● Requirements
Lines containing the string "their" are to be collected in full.
▶
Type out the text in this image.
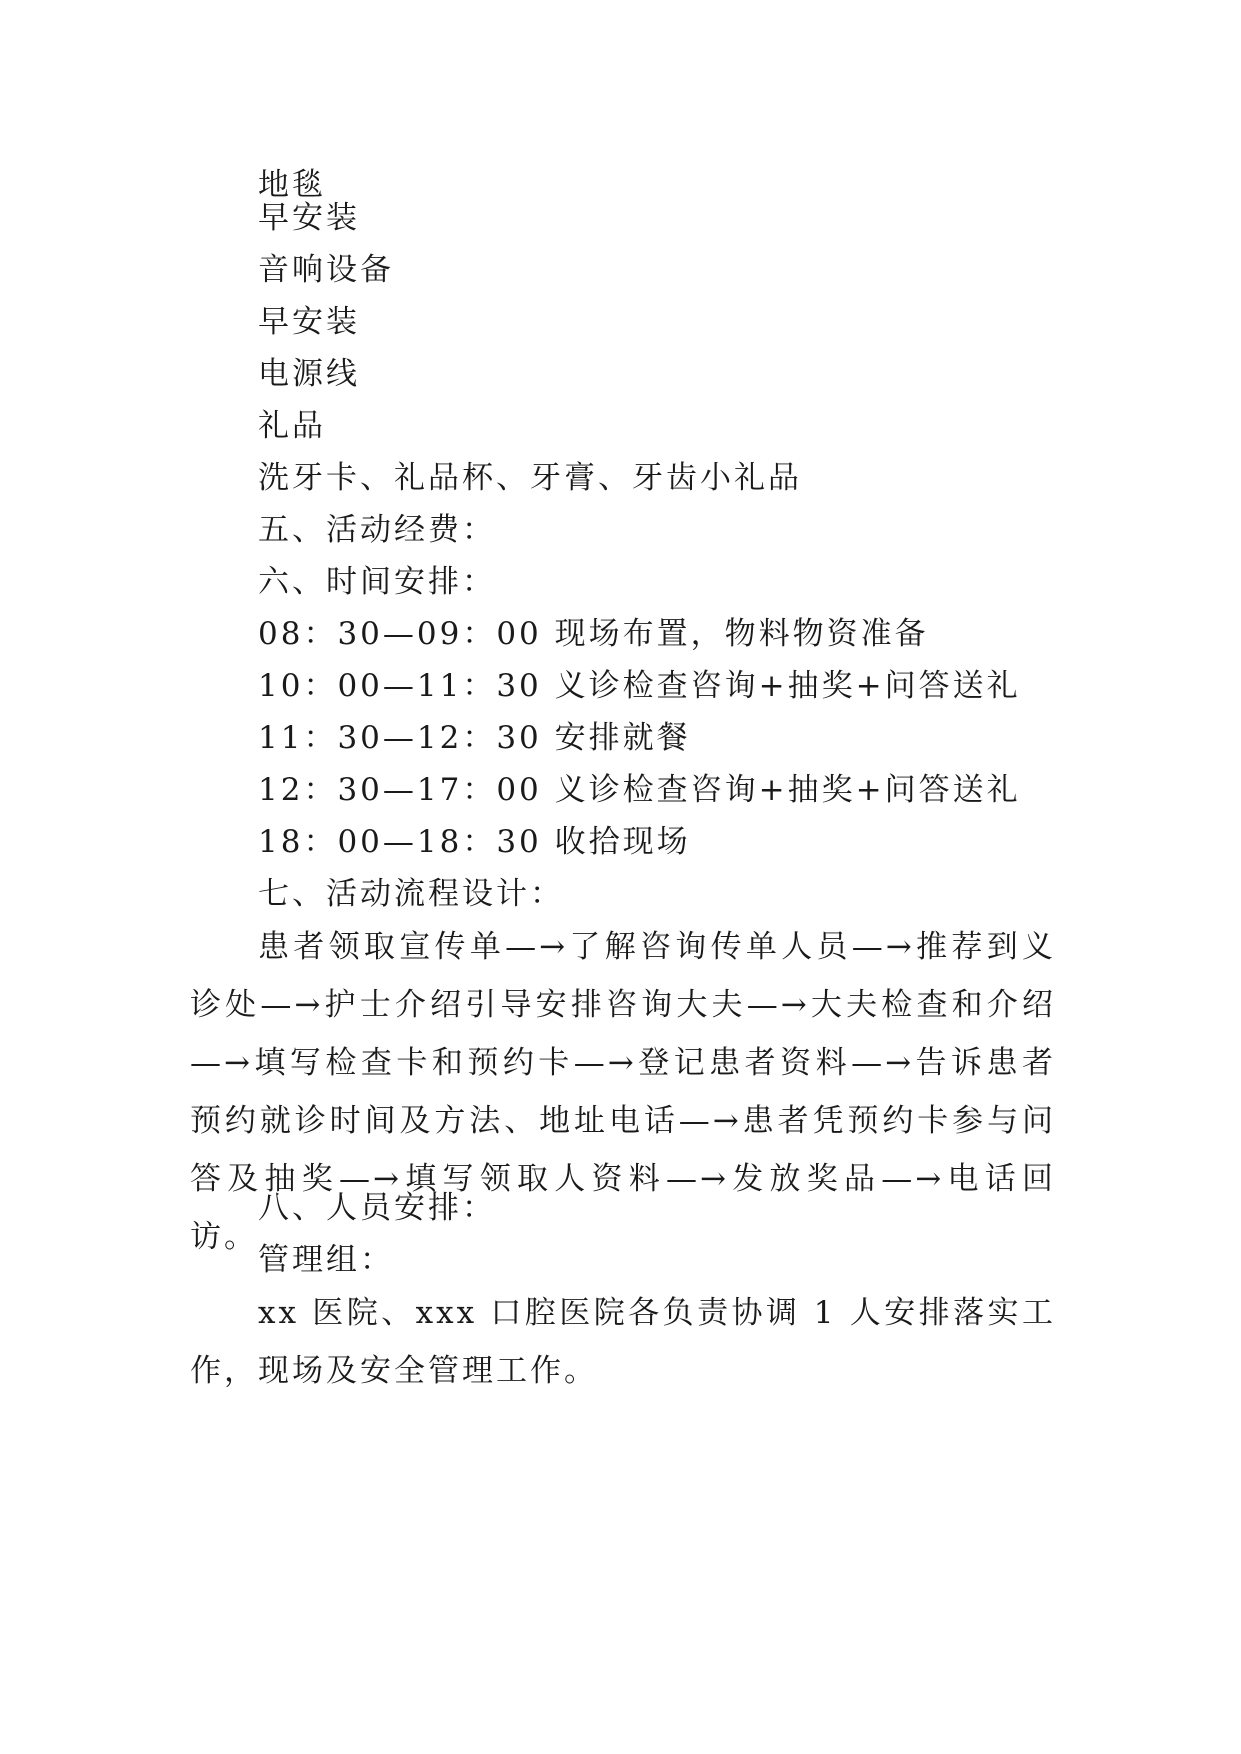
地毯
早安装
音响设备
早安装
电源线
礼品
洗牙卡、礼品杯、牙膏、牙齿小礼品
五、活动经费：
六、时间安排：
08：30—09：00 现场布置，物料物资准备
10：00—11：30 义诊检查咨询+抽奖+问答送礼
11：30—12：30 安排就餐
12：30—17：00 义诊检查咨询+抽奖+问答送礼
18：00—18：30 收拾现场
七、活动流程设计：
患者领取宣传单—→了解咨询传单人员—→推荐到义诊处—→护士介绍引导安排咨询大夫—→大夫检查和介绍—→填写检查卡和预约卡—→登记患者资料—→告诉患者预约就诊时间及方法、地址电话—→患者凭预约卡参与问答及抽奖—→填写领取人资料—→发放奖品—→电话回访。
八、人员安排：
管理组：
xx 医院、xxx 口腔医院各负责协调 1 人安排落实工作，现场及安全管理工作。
◀
▶
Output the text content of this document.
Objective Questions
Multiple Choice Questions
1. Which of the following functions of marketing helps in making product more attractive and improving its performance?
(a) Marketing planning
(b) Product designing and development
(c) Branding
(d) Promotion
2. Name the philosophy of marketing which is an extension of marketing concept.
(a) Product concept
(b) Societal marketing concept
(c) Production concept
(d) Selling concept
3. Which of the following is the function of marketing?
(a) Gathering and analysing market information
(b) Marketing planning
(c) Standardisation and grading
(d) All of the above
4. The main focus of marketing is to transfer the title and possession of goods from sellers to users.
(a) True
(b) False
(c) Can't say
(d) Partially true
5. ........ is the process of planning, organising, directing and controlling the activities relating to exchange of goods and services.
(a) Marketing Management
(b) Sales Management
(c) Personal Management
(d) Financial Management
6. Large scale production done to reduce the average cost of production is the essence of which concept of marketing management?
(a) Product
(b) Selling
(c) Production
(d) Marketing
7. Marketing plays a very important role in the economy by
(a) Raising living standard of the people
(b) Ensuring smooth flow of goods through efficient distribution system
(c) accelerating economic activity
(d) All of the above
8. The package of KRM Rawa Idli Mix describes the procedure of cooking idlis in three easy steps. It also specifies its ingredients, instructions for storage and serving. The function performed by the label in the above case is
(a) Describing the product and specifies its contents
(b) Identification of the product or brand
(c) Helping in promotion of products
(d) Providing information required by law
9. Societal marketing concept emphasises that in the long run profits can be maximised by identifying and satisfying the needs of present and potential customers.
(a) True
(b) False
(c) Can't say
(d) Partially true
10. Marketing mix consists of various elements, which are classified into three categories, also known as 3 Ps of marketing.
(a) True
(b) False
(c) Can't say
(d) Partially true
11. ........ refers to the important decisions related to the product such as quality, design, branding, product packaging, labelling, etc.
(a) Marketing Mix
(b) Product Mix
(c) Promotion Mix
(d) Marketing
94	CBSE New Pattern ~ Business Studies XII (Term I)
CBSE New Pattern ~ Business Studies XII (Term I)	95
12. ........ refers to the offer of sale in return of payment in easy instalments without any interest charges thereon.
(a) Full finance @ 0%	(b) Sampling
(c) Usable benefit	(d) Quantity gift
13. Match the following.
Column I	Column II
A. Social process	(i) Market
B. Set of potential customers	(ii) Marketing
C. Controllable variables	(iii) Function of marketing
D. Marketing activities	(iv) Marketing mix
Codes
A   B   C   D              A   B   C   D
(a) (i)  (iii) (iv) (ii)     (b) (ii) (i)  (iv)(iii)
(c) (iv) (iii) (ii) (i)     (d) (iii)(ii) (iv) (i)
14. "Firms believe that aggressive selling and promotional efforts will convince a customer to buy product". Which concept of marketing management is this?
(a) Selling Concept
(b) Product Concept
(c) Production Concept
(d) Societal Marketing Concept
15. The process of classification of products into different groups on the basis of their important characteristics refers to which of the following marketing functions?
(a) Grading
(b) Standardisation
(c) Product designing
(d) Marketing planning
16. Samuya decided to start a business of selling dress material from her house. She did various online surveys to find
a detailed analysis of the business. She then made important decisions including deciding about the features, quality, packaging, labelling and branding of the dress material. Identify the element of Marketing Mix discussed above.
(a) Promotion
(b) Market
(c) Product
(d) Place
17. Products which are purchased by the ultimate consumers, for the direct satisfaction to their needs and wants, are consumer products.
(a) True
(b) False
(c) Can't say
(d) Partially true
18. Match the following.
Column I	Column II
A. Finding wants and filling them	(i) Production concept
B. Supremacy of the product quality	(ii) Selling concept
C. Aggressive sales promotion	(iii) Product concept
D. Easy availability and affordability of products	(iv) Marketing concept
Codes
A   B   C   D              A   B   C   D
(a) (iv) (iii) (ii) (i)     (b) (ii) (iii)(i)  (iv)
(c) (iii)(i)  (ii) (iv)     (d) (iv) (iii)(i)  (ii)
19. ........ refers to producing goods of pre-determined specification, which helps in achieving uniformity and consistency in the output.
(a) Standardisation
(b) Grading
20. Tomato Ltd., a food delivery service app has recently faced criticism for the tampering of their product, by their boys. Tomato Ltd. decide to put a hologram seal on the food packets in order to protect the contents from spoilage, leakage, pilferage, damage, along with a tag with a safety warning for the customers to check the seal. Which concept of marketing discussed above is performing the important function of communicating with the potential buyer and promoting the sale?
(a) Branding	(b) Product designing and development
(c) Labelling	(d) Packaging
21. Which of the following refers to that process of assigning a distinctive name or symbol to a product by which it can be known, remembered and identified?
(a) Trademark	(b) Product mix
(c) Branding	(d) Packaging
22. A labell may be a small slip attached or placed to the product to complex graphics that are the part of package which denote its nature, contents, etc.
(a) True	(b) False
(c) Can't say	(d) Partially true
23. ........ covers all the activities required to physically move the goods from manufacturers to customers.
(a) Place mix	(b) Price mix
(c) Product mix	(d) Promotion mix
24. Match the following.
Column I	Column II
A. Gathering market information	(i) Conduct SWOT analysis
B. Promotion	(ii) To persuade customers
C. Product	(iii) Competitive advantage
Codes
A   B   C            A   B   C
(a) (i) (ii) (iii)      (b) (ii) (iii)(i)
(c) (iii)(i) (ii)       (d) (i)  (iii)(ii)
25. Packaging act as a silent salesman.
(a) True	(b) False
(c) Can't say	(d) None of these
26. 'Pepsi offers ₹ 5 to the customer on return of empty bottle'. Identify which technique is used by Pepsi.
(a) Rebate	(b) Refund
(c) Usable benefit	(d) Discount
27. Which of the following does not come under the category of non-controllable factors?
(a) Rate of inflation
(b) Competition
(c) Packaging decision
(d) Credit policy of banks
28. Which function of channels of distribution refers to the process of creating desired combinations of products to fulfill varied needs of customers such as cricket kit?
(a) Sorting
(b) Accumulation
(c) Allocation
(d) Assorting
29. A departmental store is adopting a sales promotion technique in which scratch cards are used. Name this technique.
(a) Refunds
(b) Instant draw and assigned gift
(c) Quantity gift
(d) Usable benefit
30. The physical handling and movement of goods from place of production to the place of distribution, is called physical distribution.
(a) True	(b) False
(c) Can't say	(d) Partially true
◀
▶
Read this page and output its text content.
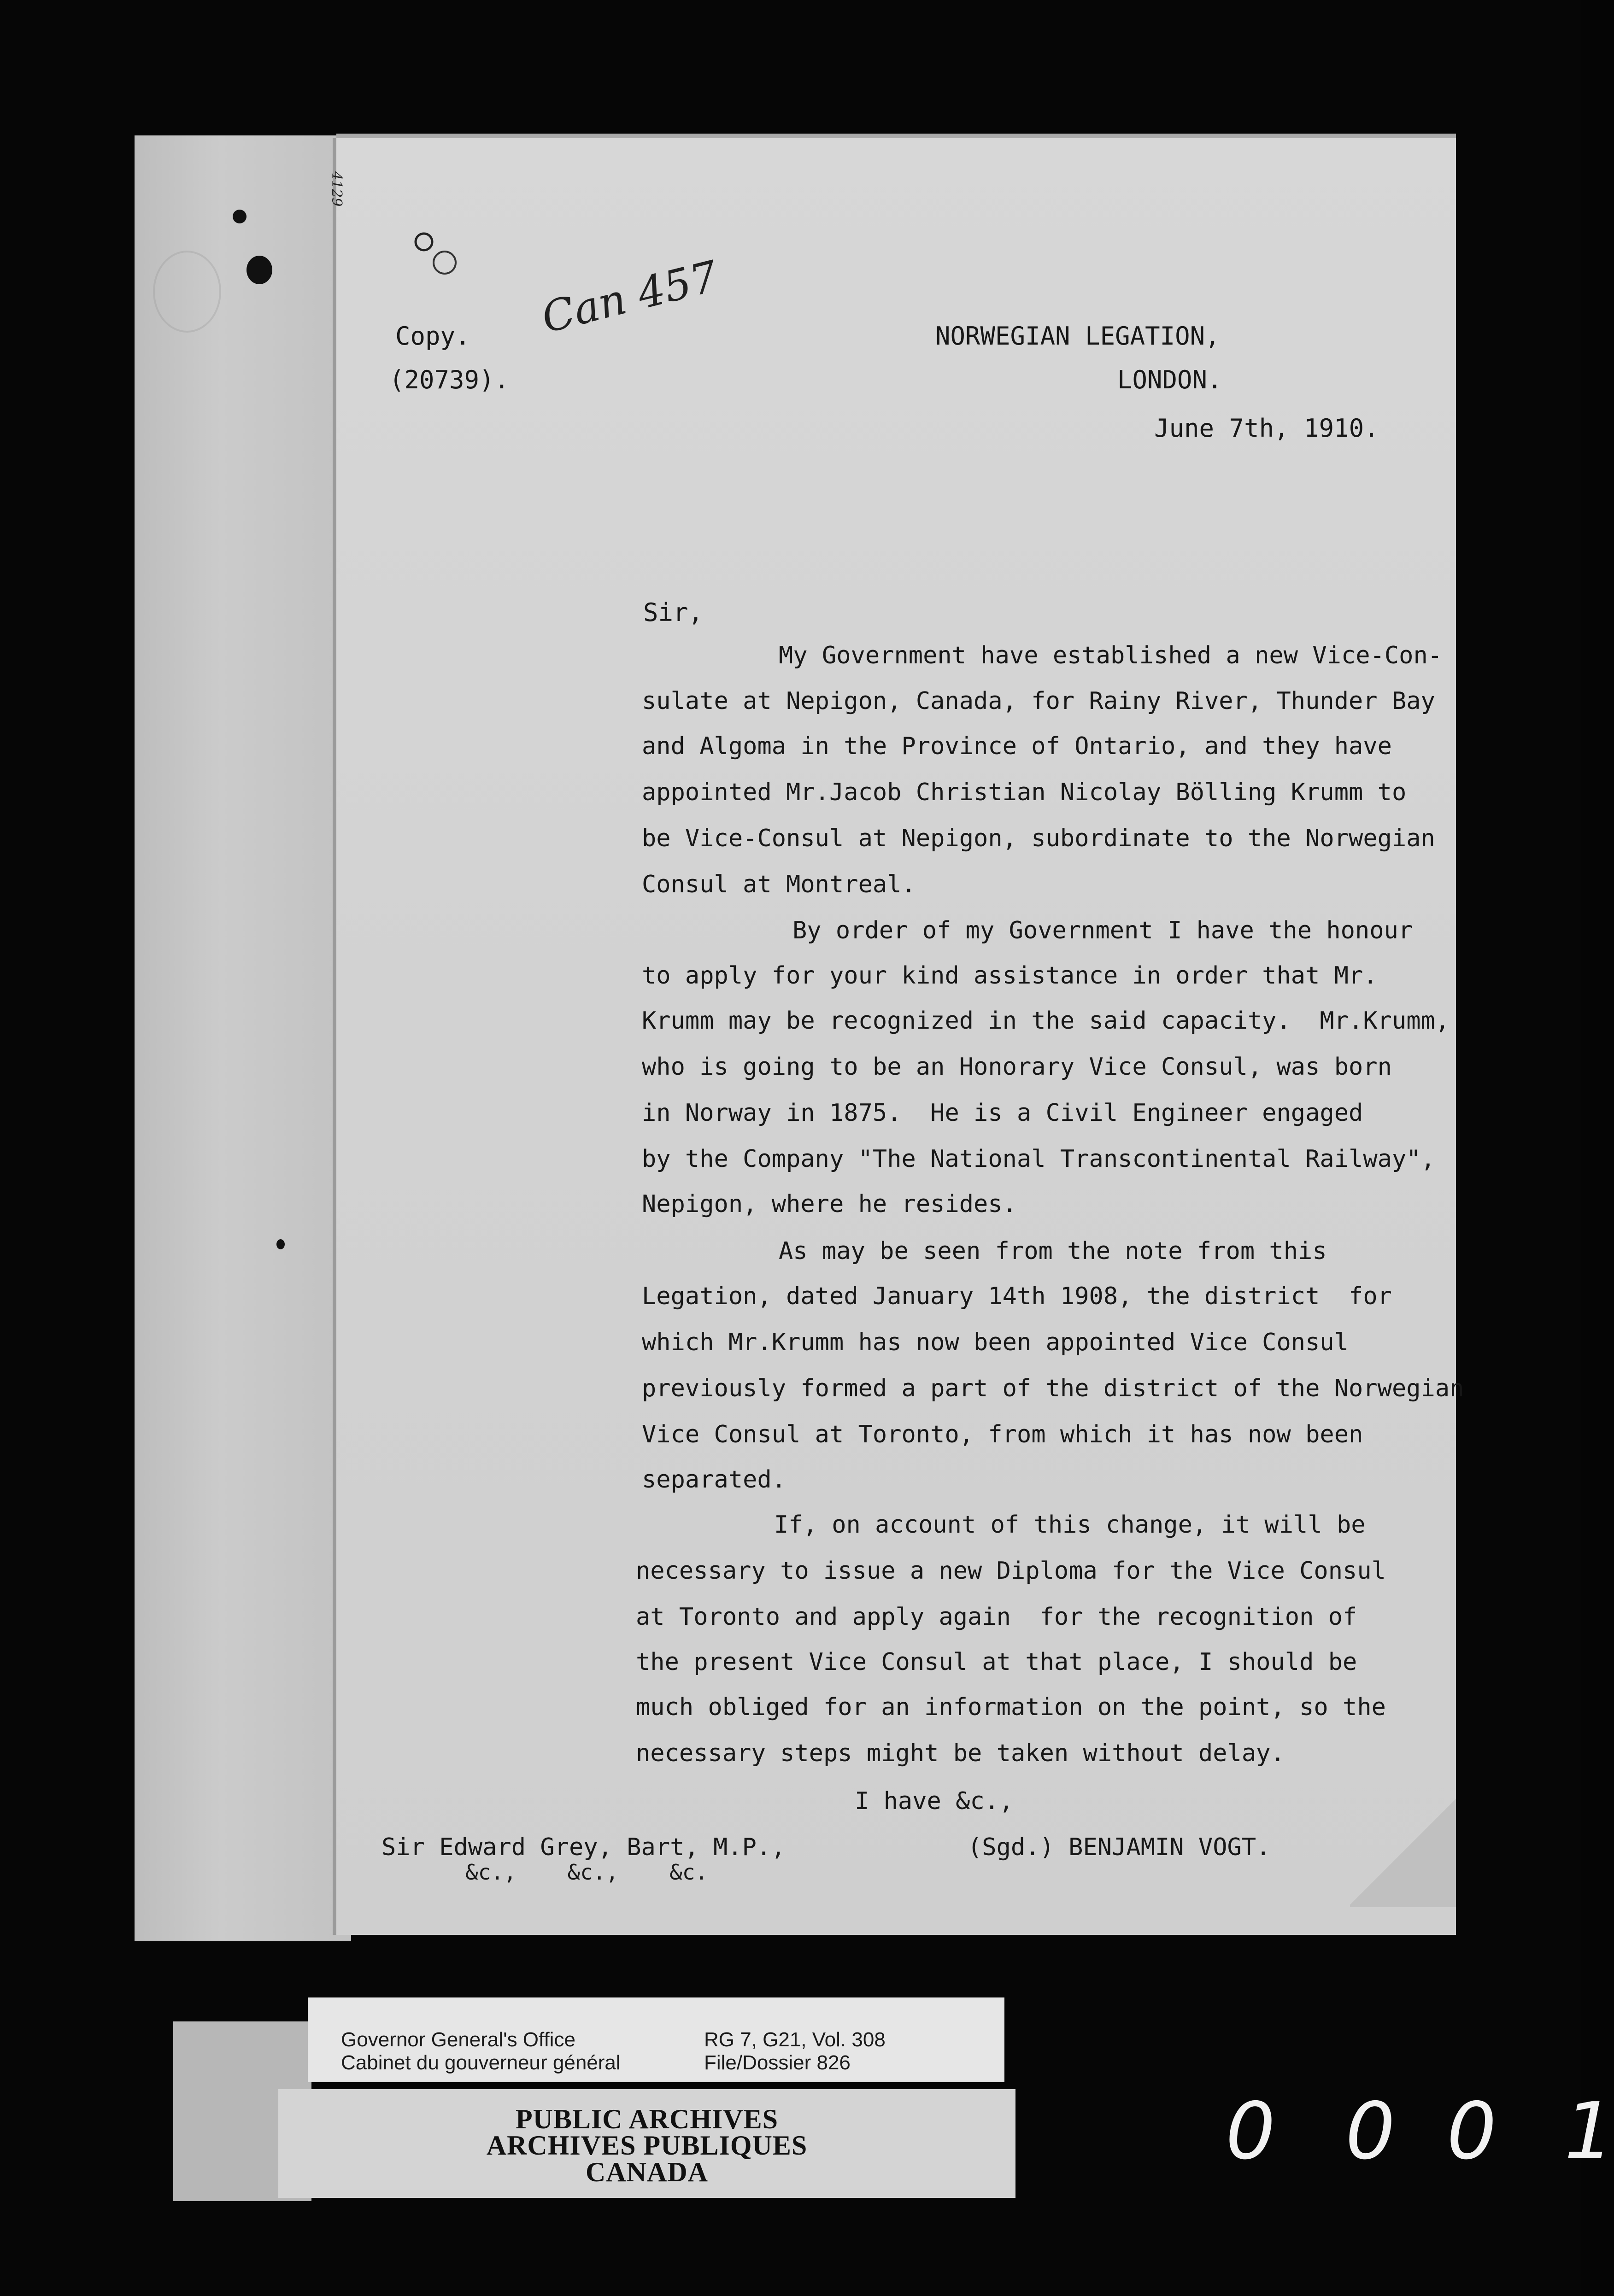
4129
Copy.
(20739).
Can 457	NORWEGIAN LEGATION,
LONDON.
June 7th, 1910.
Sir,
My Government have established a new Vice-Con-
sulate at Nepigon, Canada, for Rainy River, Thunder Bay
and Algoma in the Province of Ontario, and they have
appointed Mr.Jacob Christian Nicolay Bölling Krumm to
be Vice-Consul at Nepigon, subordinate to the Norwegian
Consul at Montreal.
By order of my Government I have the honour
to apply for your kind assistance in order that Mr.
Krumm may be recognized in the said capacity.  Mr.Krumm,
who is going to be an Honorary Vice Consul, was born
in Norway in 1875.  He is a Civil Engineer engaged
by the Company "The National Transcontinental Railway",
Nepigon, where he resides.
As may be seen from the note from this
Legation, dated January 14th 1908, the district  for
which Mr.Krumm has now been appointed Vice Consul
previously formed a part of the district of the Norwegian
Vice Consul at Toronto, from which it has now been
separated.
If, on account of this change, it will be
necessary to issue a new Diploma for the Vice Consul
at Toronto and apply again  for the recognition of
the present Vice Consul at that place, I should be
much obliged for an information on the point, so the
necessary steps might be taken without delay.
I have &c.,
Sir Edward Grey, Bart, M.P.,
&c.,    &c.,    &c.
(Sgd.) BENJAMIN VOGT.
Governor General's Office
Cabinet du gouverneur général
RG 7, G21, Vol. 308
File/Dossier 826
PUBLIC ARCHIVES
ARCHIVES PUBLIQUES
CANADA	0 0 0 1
◀
● Exercise solution
15. The process of classification of products into different groups on the basis of their important characteristics refers to which of the following marketing functions?
17. Products which are purchased by the ultimate consumers, for the direct satisfaction to their needs and wants, are consumer products.
20. Tomato Ltd., a food delivery service app has recently faced criticism for the tampering of their product, by their boys. Tomato Ltd. decide to put a hologram seal on the food packets in order to protect the contents from spoilage, leakage, pilferage, damage, along with a tag with a safety warning for the customers to check the seal. Which concept of marketing discussed above is performing the important function of communicating with the potential buyer and promoting the sale?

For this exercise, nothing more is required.